**Exercise task**
Copy out each line of the data holding "მაისურაძე".

Extracted data entries
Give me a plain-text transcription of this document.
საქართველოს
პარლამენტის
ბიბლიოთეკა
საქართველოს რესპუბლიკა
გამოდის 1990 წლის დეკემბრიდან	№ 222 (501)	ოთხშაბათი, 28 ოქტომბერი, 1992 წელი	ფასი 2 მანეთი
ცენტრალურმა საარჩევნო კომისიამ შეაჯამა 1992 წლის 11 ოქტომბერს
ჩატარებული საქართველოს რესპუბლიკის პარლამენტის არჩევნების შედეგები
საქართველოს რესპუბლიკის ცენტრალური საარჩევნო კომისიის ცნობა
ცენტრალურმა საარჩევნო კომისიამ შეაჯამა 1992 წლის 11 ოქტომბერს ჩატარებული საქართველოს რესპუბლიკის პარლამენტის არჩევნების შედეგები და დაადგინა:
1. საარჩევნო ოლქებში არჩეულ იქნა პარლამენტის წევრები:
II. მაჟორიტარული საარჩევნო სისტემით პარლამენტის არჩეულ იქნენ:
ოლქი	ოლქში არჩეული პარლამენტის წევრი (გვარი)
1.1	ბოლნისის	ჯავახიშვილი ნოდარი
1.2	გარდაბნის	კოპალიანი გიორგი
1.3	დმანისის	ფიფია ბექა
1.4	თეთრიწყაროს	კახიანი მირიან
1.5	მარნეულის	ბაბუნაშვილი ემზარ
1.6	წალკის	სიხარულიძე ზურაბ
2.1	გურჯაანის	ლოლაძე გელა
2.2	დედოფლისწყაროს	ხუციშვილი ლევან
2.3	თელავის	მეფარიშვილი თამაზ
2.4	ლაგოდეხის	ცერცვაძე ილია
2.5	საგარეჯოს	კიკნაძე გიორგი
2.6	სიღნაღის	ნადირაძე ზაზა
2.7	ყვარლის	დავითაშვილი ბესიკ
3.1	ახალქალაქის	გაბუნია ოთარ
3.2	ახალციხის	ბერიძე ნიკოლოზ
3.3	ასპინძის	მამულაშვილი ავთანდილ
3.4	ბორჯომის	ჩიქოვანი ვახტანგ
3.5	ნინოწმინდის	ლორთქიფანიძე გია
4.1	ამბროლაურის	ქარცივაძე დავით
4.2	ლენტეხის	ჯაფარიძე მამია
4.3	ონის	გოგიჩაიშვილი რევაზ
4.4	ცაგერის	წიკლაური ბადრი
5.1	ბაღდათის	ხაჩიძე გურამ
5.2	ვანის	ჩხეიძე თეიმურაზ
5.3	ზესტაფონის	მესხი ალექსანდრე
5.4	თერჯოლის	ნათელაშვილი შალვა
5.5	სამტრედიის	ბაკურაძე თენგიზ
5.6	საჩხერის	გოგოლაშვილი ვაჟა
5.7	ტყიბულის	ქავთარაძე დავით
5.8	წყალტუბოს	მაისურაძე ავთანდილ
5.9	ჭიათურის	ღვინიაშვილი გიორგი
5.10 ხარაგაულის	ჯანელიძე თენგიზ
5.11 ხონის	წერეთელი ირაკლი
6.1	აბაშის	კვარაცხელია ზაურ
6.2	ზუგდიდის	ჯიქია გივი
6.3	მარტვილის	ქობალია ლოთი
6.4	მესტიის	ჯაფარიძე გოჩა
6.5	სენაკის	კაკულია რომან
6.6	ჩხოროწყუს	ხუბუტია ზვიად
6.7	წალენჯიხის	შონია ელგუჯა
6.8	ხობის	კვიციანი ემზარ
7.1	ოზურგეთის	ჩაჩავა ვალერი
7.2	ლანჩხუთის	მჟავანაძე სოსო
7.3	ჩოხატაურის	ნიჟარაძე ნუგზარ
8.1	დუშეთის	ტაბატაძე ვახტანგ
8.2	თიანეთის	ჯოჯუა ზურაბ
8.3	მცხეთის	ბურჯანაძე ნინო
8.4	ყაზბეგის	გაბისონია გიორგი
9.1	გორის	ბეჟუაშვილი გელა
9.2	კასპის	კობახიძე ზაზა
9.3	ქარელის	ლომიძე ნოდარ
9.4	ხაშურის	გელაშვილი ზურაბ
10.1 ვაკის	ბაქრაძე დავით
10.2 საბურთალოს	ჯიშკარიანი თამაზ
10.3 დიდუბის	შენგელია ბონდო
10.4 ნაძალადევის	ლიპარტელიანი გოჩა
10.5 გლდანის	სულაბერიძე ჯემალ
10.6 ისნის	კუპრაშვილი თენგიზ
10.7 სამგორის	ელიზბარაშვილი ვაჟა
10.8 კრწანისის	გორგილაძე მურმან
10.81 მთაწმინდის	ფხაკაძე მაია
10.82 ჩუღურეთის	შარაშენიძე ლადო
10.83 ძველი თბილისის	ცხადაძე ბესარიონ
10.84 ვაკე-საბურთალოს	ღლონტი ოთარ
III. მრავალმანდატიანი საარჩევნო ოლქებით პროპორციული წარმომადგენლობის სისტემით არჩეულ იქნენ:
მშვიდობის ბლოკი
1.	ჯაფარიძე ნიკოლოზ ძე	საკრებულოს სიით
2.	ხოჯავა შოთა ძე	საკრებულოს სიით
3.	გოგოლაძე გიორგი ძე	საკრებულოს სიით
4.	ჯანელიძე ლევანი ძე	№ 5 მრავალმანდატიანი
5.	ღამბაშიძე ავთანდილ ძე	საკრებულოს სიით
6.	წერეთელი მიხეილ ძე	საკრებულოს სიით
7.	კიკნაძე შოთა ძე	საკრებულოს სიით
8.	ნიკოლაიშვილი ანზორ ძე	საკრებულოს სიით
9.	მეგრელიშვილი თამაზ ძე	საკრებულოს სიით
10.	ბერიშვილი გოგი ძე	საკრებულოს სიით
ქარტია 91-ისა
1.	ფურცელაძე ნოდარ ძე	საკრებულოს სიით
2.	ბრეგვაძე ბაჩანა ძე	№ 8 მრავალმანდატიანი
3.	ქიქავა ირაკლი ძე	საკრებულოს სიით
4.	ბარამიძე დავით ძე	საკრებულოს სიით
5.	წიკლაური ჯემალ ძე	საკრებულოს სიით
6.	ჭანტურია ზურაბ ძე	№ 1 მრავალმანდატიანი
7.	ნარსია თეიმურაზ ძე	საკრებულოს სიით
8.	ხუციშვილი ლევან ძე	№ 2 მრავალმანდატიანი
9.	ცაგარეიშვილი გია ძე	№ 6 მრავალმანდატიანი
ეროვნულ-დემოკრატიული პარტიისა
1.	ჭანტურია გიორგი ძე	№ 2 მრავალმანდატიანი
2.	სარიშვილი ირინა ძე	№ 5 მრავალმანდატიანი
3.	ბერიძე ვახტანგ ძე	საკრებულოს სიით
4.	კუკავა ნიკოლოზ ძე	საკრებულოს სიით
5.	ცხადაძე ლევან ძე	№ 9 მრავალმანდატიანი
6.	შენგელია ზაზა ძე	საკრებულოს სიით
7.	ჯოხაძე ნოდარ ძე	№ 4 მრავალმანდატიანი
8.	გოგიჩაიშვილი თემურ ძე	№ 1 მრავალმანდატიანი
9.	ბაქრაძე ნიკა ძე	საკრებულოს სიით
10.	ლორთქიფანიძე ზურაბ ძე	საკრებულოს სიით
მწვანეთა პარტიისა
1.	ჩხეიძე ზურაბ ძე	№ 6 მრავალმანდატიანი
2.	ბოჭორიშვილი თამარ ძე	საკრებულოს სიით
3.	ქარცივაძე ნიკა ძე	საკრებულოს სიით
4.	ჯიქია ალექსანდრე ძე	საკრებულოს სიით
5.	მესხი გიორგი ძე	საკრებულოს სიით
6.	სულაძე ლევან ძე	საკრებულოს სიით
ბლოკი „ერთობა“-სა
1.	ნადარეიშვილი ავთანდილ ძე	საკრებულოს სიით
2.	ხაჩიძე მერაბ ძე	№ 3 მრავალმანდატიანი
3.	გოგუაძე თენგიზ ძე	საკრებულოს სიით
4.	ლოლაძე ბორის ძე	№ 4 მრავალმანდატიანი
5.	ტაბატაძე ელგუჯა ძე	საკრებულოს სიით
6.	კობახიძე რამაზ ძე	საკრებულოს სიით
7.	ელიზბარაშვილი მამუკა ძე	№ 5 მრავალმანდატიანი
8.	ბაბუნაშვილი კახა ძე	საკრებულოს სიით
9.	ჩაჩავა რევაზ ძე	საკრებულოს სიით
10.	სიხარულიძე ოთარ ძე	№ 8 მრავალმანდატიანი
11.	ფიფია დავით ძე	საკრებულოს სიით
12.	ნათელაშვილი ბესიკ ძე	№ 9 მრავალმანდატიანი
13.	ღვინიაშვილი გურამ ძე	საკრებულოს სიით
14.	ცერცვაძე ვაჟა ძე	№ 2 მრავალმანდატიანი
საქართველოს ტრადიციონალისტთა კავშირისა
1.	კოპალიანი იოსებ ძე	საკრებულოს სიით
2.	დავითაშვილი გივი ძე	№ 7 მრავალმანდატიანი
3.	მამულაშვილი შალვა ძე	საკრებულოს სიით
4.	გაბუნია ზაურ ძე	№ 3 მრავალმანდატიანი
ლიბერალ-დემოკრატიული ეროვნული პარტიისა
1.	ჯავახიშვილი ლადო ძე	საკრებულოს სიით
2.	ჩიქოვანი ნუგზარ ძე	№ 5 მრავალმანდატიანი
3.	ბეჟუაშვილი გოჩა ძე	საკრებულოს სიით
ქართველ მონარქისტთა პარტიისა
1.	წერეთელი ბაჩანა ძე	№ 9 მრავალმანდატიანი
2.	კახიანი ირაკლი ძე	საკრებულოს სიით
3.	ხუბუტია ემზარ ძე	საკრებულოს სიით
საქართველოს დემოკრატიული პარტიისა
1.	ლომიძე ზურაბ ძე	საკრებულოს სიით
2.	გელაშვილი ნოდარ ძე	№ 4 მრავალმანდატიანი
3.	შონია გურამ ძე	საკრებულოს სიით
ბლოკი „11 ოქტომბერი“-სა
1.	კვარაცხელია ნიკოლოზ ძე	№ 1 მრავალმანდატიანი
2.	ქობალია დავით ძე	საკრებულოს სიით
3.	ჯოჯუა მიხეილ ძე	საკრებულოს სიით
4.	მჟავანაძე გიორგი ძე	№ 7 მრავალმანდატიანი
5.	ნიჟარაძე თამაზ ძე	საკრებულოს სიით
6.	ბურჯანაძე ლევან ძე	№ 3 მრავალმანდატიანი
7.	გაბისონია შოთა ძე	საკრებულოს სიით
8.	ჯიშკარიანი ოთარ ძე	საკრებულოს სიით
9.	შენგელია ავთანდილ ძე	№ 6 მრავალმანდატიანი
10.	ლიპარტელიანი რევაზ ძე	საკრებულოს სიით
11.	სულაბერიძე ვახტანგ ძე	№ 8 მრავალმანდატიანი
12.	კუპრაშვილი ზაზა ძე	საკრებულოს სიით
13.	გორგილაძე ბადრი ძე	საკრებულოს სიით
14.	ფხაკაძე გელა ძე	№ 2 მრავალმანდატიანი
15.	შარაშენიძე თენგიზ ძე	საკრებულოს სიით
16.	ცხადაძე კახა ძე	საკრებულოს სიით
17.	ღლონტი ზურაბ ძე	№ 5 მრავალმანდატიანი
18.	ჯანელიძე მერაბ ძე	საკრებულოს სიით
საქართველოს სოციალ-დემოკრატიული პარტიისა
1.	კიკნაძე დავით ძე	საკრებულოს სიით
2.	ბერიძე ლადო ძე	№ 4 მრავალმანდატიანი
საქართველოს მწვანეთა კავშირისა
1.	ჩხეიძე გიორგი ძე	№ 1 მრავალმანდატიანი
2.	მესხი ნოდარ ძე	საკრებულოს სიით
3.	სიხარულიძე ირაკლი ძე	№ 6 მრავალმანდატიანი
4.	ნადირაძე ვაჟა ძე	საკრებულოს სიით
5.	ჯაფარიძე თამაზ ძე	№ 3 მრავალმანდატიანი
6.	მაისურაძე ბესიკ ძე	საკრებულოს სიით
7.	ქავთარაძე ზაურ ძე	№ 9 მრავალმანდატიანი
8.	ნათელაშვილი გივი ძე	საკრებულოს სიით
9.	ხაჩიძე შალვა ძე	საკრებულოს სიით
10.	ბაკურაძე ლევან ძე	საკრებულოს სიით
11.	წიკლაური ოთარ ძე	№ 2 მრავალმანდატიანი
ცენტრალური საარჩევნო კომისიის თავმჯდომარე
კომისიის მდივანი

**The reply**
5.8	წყალტუბოს	მაისურაძე ავთანდილ
6.	მაისურაძე ბესიკ ძე	საკრებულოს სიით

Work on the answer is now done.